■ Text provided ■
* BEGIN *

California Resilient Housing Fund

Unclaimed-property revenue routed to three programs with one shared supply chain.

This is a ballot-ready proposal — I want it pressure-tested before I take it further. I'm not a lawyer, I'm not a policy professional, I'm a person who has read the LAO reports and a lot of statute. If the mechanism is wrong I'd rather hear it now. If the coalition map is wrong I definitely need to hear it now. — Tom Ellsworth · sent to a Senate staffer · March 2026
What this is

This is a TSL8. Sender: Tom Ellsworth, verified via linkedin.com/in/tomellsworth. Cargo: v0.4 of a California ballot proposition routing unclaimed-property revenue to three coordinated programs. Written bracing against a legislator's staffer.

Paired with Rapid-Deploy CLT Shelter. Each TSL8 stands alone; together they describe a single supply chain. Trust model: open legislative proposal. References are public; no NDAs.

§ 01 The cargo, in one sentence

California holds approximately $12 billion in unclaimed property — wages, dividends, escrow balances, safe-deposit contents — that sits in the general fund earning interest for the state. This proposition reroutes the annual escheat revenue (~$500–700M/yr) into a standing Resilient Housing Fund, which operates three programs: homelessness-prevention bridge loans, self-insured fire-rebuild mortgages, and rapid-deploy CLT shelter. All three programs share a single procurement supply chain.

* END *

■ Listed entries ■
* BEGIN *

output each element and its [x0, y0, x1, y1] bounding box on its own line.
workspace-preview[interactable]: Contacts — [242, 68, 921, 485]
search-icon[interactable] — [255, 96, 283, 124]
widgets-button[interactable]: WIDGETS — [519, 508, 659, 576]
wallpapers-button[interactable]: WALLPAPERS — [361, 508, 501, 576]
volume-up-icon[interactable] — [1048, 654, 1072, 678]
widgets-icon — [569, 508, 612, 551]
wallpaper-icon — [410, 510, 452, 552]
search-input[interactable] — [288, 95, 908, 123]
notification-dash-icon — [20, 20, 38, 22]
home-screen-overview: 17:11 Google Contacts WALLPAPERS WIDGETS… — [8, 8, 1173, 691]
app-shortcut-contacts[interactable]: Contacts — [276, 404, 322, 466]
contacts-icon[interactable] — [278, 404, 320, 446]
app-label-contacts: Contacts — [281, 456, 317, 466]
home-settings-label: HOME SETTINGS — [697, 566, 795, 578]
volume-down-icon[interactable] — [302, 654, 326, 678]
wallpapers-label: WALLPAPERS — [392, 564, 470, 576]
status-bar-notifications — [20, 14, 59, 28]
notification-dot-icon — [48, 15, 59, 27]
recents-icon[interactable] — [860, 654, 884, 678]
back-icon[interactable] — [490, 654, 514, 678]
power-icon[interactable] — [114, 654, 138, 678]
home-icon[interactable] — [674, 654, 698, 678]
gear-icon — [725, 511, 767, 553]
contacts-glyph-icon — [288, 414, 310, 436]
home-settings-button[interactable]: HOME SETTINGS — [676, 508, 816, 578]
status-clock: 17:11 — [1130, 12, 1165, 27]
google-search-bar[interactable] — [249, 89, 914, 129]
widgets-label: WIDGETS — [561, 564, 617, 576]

* END *

■ Required tasks ■
[1] From the housing fund proposal, set down the stretch from "Unclaimed-property revenue routed" through "a legislator's staffer." word for word.
[2] Which three programs would the Resilient Housing Fund operate, according to the housing fund proposal?

■ Task-by-task outputs ■
[1]
Unclaimed-property revenue routed to three programs with one shared supply chain.

This is a ballot-ready proposal — I want it pressure-tested before I take it further. I'm not a lawyer, I'm not a policy professional, I'm a person who has read the LAO reports and a lot of statute. If the mechanism is wrong I'd rather hear it now. If the coalition map is wrong I definitely need to hear it now. — Tom Ellsworth · sent to a Senate staffer · March 2026
What this is

This is a TSL8. Sender: Tom Ellsworth, verified via linkedin.com/in/tomellsworth. Cargo: v0.4 of a California ballot proposition routing unclaimed-property revenue to three coordinated programs. Written bracing against a legislator's staffer.

[2] Homelessness-prevention bridge loans, self-insured fire-rebuild mortgages, and rapid-deploy CLT shelter.